| GOAL |
Make an exact copy of the entries, and keep any pictures out of it.

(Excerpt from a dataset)
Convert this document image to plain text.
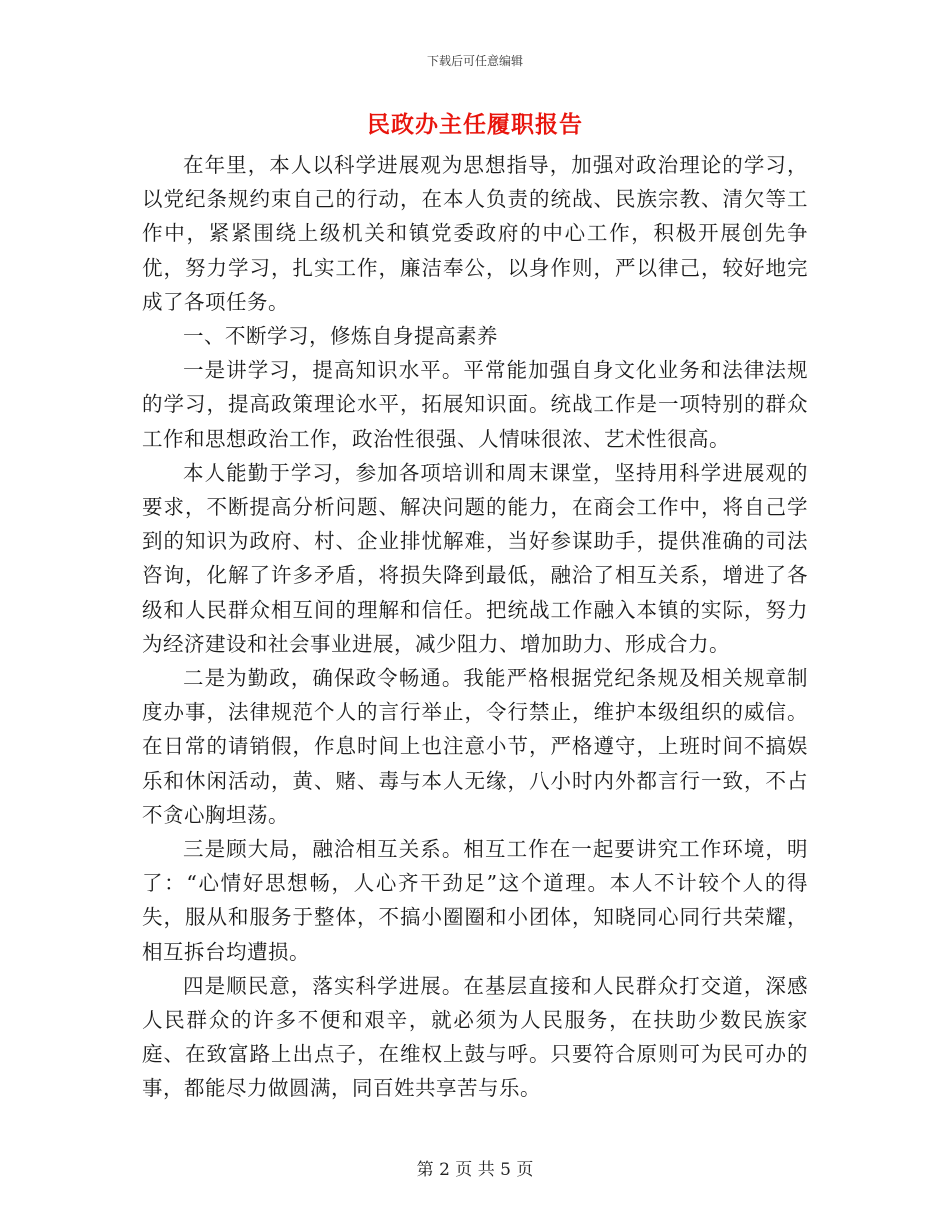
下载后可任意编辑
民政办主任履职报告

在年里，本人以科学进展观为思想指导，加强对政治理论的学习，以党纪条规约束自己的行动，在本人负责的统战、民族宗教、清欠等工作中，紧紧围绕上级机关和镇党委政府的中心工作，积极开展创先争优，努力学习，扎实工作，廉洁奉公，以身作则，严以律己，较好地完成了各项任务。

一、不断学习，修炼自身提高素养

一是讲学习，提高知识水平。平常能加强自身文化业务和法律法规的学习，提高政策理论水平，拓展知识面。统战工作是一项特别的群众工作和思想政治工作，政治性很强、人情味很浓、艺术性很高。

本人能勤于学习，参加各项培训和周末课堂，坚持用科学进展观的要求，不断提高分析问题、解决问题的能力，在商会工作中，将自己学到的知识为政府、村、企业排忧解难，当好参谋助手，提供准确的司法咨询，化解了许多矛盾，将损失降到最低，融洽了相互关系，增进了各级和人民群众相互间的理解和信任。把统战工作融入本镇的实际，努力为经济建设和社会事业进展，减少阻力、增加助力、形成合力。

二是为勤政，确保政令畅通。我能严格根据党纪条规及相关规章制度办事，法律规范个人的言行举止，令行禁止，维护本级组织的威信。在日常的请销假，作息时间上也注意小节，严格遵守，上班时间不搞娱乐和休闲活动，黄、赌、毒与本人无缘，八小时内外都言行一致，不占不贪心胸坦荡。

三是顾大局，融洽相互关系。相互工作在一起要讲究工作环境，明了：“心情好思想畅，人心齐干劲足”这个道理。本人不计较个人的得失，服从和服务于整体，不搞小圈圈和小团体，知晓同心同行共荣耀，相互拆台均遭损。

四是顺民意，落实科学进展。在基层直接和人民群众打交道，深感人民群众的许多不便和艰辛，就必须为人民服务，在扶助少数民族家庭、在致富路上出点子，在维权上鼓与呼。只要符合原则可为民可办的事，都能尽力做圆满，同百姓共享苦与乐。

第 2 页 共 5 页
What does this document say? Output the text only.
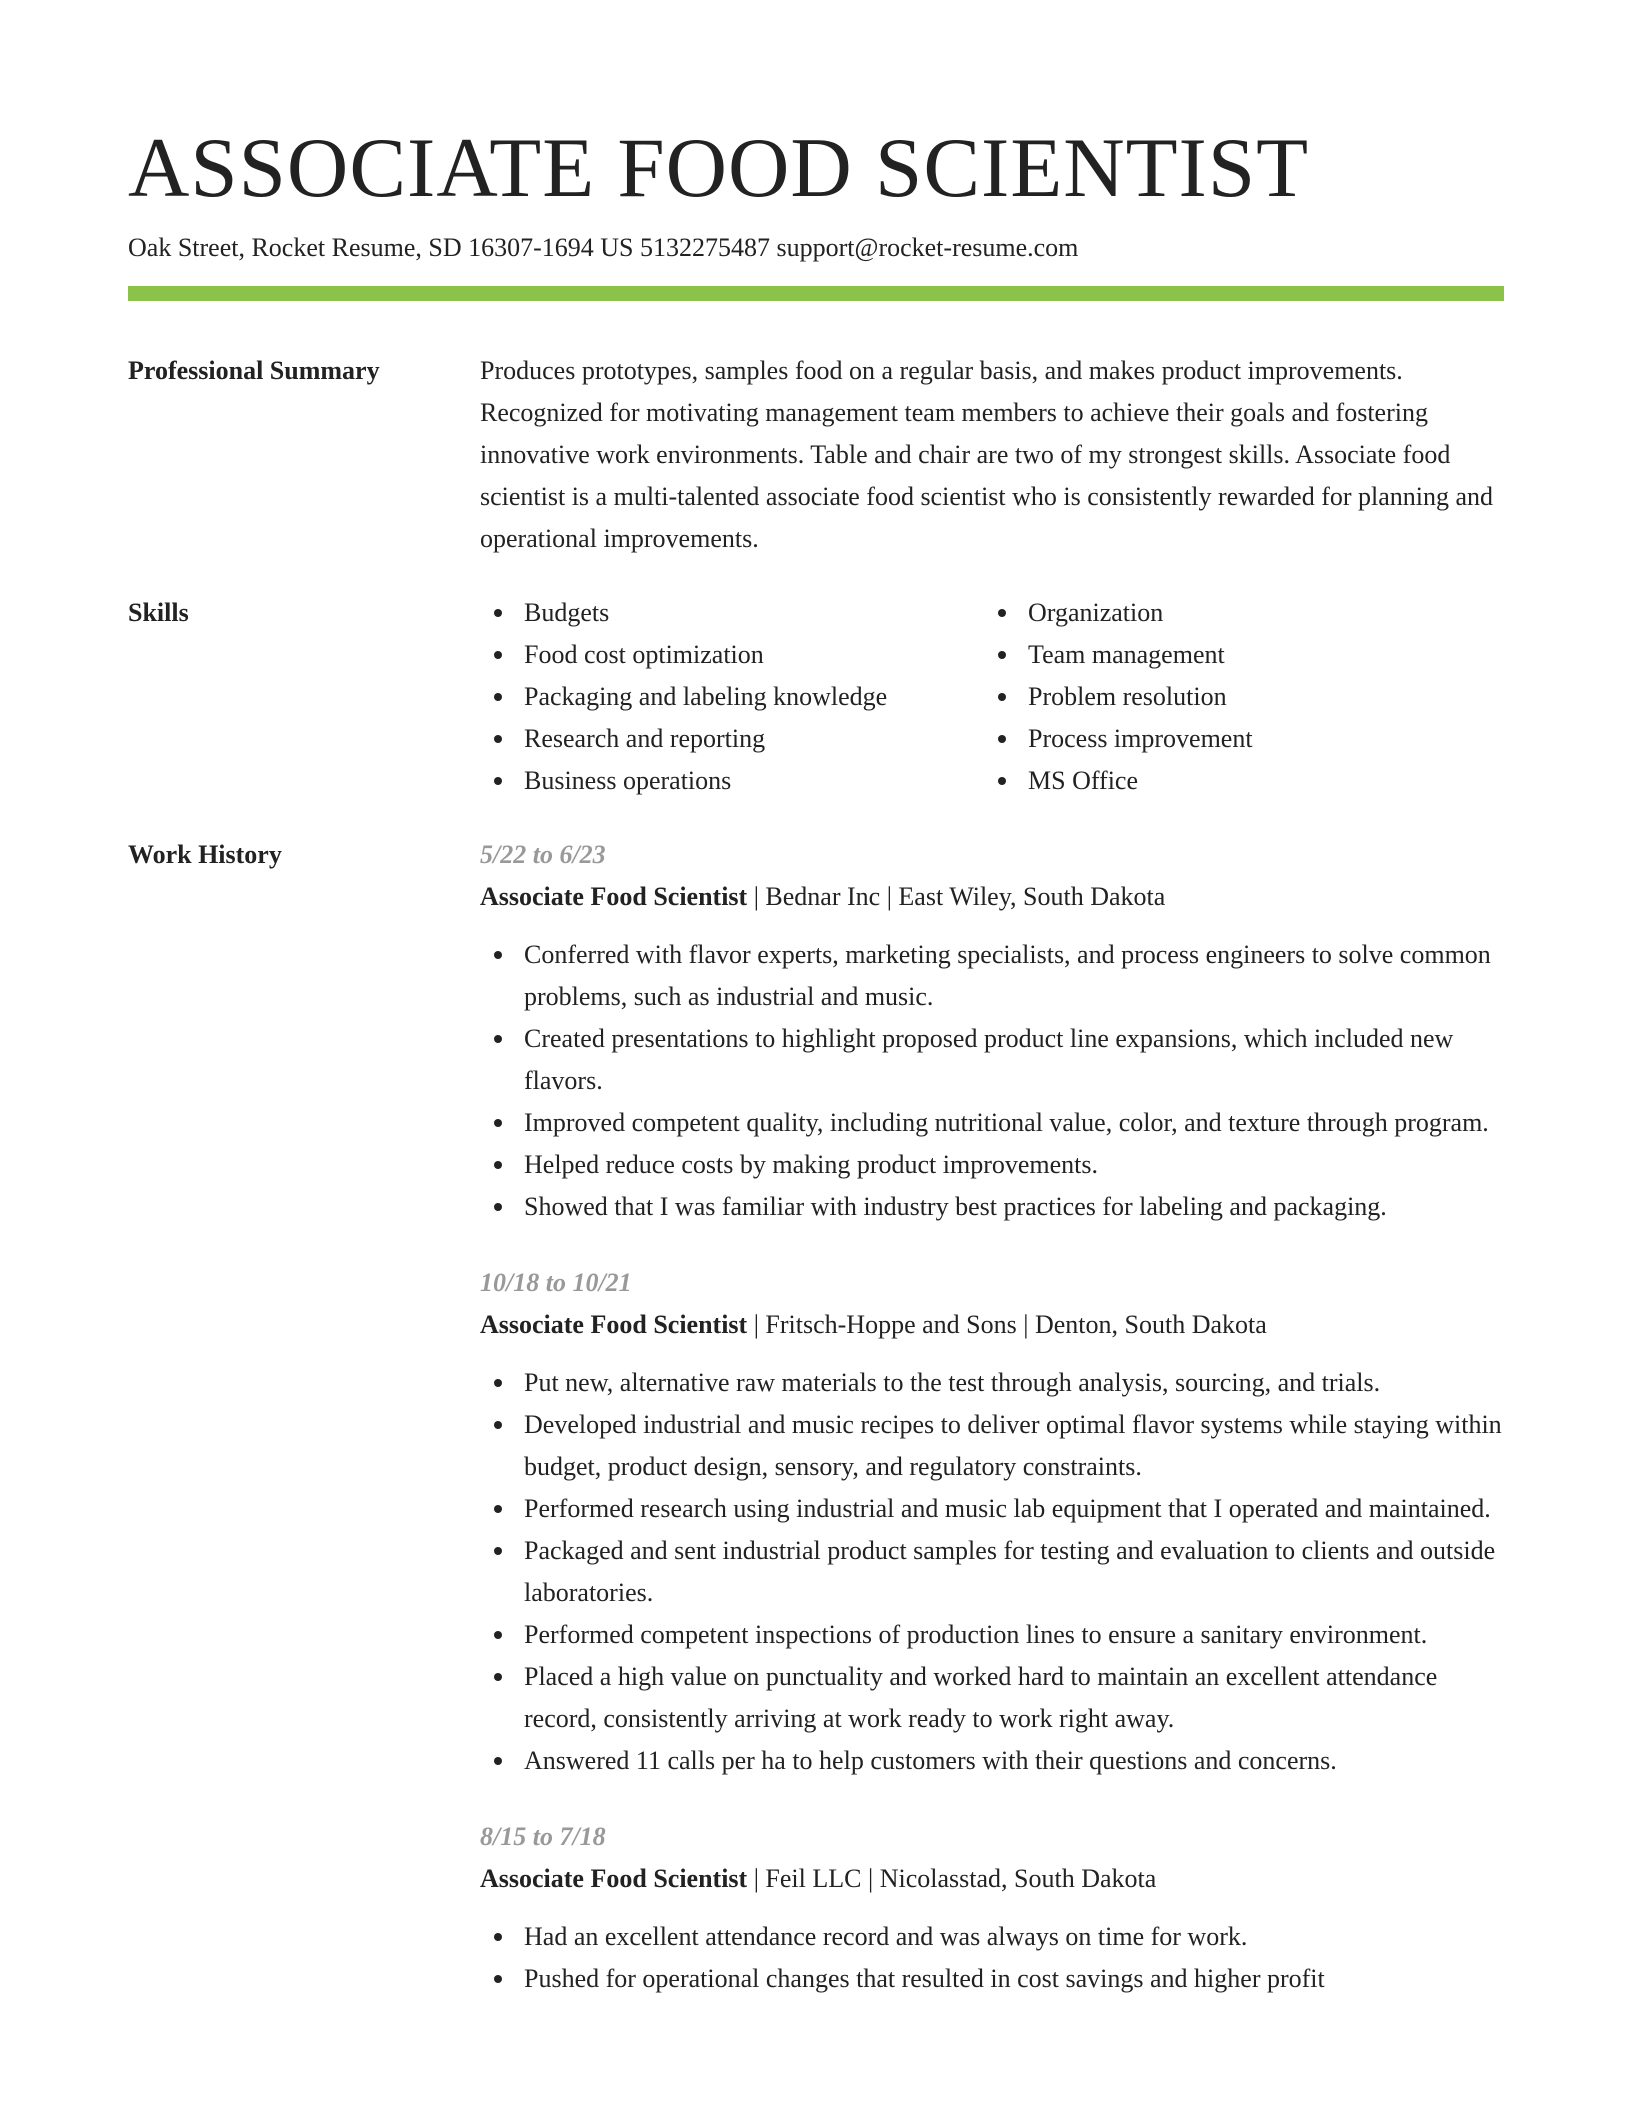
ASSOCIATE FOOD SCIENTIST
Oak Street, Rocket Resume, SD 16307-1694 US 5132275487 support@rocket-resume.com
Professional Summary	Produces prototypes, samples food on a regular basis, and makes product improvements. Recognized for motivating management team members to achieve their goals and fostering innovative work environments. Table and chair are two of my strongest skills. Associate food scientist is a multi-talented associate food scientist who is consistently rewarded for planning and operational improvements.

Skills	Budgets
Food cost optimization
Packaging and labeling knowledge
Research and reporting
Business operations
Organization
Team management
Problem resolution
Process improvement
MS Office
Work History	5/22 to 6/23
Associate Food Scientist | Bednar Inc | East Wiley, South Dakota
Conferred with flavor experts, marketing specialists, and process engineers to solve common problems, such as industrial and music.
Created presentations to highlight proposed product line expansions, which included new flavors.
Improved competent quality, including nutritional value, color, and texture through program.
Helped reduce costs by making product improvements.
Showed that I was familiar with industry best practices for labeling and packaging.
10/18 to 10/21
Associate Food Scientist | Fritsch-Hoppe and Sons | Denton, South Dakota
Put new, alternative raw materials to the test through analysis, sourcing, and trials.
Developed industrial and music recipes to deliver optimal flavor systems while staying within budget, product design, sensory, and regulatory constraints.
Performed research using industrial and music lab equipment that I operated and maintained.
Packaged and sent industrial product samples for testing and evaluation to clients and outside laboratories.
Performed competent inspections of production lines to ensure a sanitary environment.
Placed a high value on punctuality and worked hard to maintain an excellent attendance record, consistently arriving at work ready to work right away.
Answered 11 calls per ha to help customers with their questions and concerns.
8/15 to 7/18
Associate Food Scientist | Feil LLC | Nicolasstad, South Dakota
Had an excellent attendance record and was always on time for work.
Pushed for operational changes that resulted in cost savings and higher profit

| WRITTEN ANSWER |
Convert this document image to plain text.
下载后可任意编辑
民政办主任履职报告

在年里，本人以科学进展观为思想指导，加强对政治理论的学习，以党纪条规约束自己的行动，在本人负责的统战、民族宗教、清欠等工作中，紧紧围绕上级机关和镇党委政府的中心工作，积极开展创先争优，努力学习，扎实工作，廉洁奉公，以身作则，严以律己，较好地完成了各项任务。

一、不断学习，修炼自身提高素养

一是讲学习，提高知识水平。平常能加强自身文化业务和法律法规的学习，提高政策理论水平，拓展知识面。统战工作是一项特别的群众工作和思想政治工作，政治性很强、人情味很浓、艺术性很高。

本人能勤于学习，参加各项培训和周末课堂，坚持用科学进展观的要求，不断提高分析问题、解决问题的能力，在商会工作中，将自己学到的知识为政府、村、企业排忧解难，当好参谋助手，提供准确的司法咨询，化解了许多矛盾，将损失降到最低，融洽了相互关系，增进了各级和人民群众相互间的理解和信任。把统战工作融入本镇的实际，努力为经济建设和社会事业进展，减少阻力、增加助力、形成合力。

二是为勤政，确保政令畅通。我能严格根据党纪条规及相关规章制度办事，法律规范个人的言行举止，令行禁止，维护本级组织的威信。在日常的请销假，作息时间上也注意小节，严格遵守，上班时间不搞娱乐和休闲活动，黄、赌、毒与本人无缘，八小时内外都言行一致，不占不贪心胸坦荡。

三是顾大局，融洽相互关系。相互工作在一起要讲究工作环境，明了：“心情好思想畅，人心齐干劲足”这个道理。本人不计较个人的得失，服从和服务于整体，不搞小圈圈和小团体，知晓同心同行共荣耀，相互拆台均遭损。

四是顺民意，落实科学进展。在基层直接和人民群众打交道，深感人民群众的许多不便和艰辛，就必须为人民服务，在扶助少数民族家庭、在致富路上出点子，在维权上鼓与呼。只要符合原则可为民可办的事，都能尽力做圆满，同百姓共享苦与乐。

第 2 页 共 5 页
What does this document say? Output the text only.
ASSOCIATE FOOD SCIENTIST
Oak Street, Rocket Resume, SD 16307-1694 US 5132275487 support@rocket-resume.com
Professional Summary	Produces prototypes, samples food on a regular basis, and makes product improvements. Recognized for motivating management team members to achieve their goals and fostering innovative work environments. Table and chair are two of my strongest skills. Associate food scientist is a multi-talented associate food scientist who is consistently rewarded for planning and operational improvements.

Skills	Budgets
Food cost optimization
Packaging and labeling knowledge
Research and reporting
Business operations
Organization
Team management
Problem resolution
Process improvement
MS Office
Work History	5/22 to 6/23
Associate Food Scientist | Bednar Inc | East Wiley, South Dakota
Conferred with flavor experts, marketing specialists, and process engineers to solve common problems, such as industrial and music.
Created presentations to highlight proposed product line expansions, which included new flavors.
Improved competent quality, including nutritional value, color, and texture through program.
Helped reduce costs by making product improvements.
Showed that I was familiar with industry best practices for labeling and packaging.
10/18 to 10/21
Associate Food Scientist | Fritsch-Hoppe and Sons | Denton, South Dakota
Put new, alternative raw materials to the test through analysis, sourcing, and trials.
Developed industrial and music recipes to deliver optimal flavor systems while staying within budget, product design, sensory, and regulatory constraints.
Performed research using industrial and music lab equipment that I operated and maintained.
Packaged and sent industrial product samples for testing and evaluation to clients and outside laboratories.
Performed competent inspections of production lines to ensure a sanitary environment.
Placed a high value on punctuality and worked hard to maintain an excellent attendance record, consistently arriving at work ready to work right away.
Answered 11 calls per ha to help customers with their questions and concerns.
8/15 to 7/18
Associate Food Scientist | Feil LLC | Nicolasstad, South Dakota
Had an excellent attendance record and was always on time for work.
Pushed for operational changes that resulted in cost savings and higher profit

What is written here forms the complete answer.